## EXERCISE INPUT

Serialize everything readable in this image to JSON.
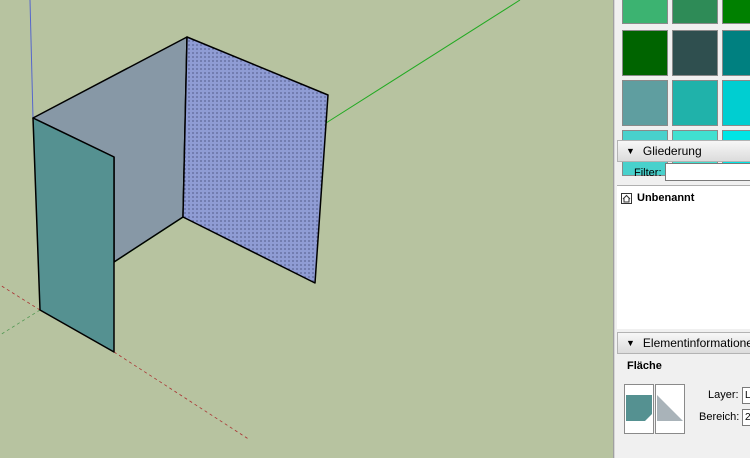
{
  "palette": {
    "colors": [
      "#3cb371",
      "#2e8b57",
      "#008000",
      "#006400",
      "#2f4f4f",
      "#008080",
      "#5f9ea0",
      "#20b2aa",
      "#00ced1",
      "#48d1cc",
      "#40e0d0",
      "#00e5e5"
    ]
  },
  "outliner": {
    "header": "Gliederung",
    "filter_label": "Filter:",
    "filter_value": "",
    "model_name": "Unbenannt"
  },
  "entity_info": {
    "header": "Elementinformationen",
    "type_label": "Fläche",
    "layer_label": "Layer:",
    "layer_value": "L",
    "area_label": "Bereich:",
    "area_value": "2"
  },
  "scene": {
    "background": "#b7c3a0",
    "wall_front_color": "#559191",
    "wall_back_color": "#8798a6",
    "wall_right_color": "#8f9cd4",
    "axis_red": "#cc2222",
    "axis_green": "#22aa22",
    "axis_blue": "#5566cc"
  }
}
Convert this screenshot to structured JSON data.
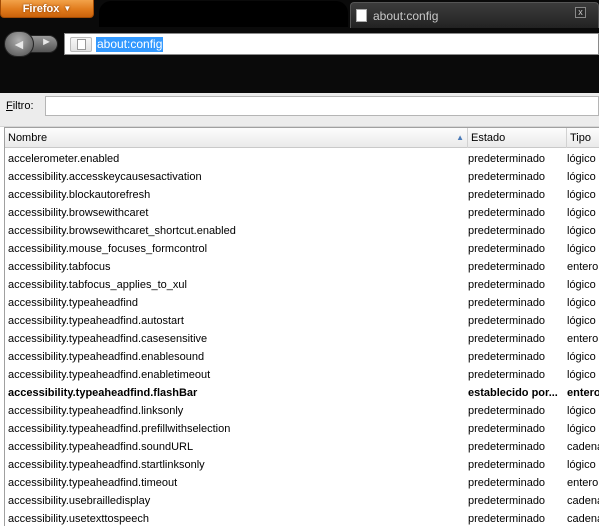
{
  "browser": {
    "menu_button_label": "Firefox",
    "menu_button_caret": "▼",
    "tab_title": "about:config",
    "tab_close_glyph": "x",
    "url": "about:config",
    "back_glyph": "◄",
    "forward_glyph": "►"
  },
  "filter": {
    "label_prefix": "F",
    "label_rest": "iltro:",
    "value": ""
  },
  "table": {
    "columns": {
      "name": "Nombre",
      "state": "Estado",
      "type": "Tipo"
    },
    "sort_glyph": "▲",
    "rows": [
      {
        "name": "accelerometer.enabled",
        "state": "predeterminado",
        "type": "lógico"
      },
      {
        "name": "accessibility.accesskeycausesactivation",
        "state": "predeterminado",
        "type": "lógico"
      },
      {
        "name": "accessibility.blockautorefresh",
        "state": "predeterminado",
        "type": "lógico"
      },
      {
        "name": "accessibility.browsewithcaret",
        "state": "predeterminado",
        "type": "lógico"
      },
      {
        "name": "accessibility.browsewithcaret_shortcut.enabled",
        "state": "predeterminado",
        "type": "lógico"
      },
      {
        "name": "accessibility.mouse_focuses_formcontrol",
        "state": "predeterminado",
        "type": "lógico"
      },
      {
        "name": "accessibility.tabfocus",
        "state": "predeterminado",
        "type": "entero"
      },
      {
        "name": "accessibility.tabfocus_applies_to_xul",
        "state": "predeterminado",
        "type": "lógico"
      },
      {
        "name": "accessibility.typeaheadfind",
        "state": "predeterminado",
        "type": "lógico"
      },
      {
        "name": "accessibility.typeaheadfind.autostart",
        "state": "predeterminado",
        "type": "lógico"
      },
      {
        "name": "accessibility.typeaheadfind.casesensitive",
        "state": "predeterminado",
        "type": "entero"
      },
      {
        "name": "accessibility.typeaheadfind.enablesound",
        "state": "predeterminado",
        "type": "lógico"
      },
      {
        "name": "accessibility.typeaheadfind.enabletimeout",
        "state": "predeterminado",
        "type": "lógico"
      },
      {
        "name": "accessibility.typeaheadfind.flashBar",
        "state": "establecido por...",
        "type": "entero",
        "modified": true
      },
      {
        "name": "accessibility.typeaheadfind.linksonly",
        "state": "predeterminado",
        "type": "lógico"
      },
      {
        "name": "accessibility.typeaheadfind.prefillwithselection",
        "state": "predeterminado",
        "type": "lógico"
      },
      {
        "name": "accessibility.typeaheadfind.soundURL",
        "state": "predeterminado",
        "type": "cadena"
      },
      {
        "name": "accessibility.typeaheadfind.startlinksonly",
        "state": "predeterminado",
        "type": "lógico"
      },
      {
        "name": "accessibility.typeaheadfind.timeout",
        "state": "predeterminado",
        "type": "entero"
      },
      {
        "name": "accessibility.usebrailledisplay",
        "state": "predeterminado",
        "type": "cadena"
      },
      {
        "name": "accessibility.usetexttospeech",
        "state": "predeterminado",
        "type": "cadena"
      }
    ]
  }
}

## PROBLEM REQUIREMENTS
Every line of the data should be copied as it stands, without the images.

## THE REPLY
Serialize everything readable in this image to JSON.
{
  "palette": {
    "colors": [
      "#3cb371",
      "#2e8b57",
      "#008000",
      "#006400",
      "#2f4f4f",
      "#008080",
      "#5f9ea0",
      "#20b2aa",
      "#00ced1",
      "#48d1cc",
      "#40e0d0",
      "#00e5e5"
    ]
  },
  "outliner": {
    "header": "Gliederung",
    "filter_label": "Filter:",
    "filter_value": "",
    "model_name": "Unbenannt"
  },
  "entity_info": {
    "header": "Elementinformationen",
    "type_label": "Fläche",
    "layer_label": "Layer:",
    "layer_value": "L",
    "area_label": "Bereich:",
    "area_value": "2"
  },
  "scene": {
    "background": "#b7c3a0",
    "wall_front_color": "#559191",
    "wall_back_color": "#8798a6",
    "wall_right_color": "#8f9cd4",
    "axis_red": "#cc2222",
    "axis_green": "#22aa22",
    "axis_blue": "#5566cc"
  }
}
Convert this screenshot to structured JSON data.
{
  "browser": {
    "menu_button_label": "Firefox",
    "menu_button_caret": "▼",
    "tab_title": "about:config",
    "tab_close_glyph": "x",
    "url": "about:config",
    "back_glyph": "◄",
    "forward_glyph": "►"
  },
  "filter": {
    "label_prefix": "F",
    "label_rest": "iltro:",
    "value": ""
  },
  "table": {
    "columns": {
      "name": "Nombre",
      "state": "Estado",
      "type": "Tipo"
    },
    "sort_glyph": "▲",
    "rows": [
      {
        "name": "accelerometer.enabled",
        "state": "predeterminado",
        "type": "lógico"
      },
      {
        "name": "accessibility.accesskeycausesactivation",
        "state": "predeterminado",
        "type": "lógico"
      },
      {
        "name": "accessibility.blockautorefresh",
        "state": "predeterminado",
        "type": "lógico"
      },
      {
        "name": "accessibility.browsewithcaret",
        "state": "predeterminado",
        "type": "lógico"
      },
      {
        "name": "accessibility.browsewithcaret_shortcut.enabled",
        "state": "predeterminado",
        "type": "lógico"
      },
      {
        "name": "accessibility.mouse_focuses_formcontrol",
        "state": "predeterminado",
        "type": "lógico"
      },
      {
        "name": "accessibility.tabfocus",
        "state": "predeterminado",
        "type": "entero"
      },
      {
        "name": "accessibility.tabfocus_applies_to_xul",
        "state": "predeterminado",
        "type": "lógico"
      },
      {
        "name": "accessibility.typeaheadfind",
        "state": "predeterminado",
        "type": "lógico"
      },
      {
        "name": "accessibility.typeaheadfind.autostart",
        "state": "predeterminado",
        "type": "lógico"
      },
      {
        "name": "accessibility.typeaheadfind.casesensitive",
        "state": "predeterminado",
        "type": "entero"
      },
      {
        "name": "accessibility.typeaheadfind.enablesound",
        "state": "predeterminado",
        "type": "lógico"
      },
      {
        "name": "accessibility.typeaheadfind.enabletimeout",
        "state": "predeterminado",
        "type": "lógico"
      },
      {
        "name": "accessibility.typeaheadfind.flashBar",
        "state": "establecido por...",
        "type": "entero",
        "modified": true
      },
      {
        "name": "accessibility.typeaheadfind.linksonly",
        "state": "predeterminado",
        "type": "lógico"
      },
      {
        "name": "accessibility.typeaheadfind.prefillwithselection",
        "state": "predeterminado",
        "type": "lógico"
      },
      {
        "name": "accessibility.typeaheadfind.soundURL",
        "state": "predeterminado",
        "type": "cadena"
      },
      {
        "name": "accessibility.typeaheadfind.startlinksonly",
        "state": "predeterminado",
        "type": "lógico"
      },
      {
        "name": "accessibility.typeaheadfind.timeout",
        "state": "predeterminado",
        "type": "entero"
      },
      {
        "name": "accessibility.usebrailledisplay",
        "state": "predeterminado",
        "type": "cadena"
      },
      {
        "name": "accessibility.usetexttospeech",
        "state": "predeterminado",
        "type": "cadena"
      }
    ]
  }
}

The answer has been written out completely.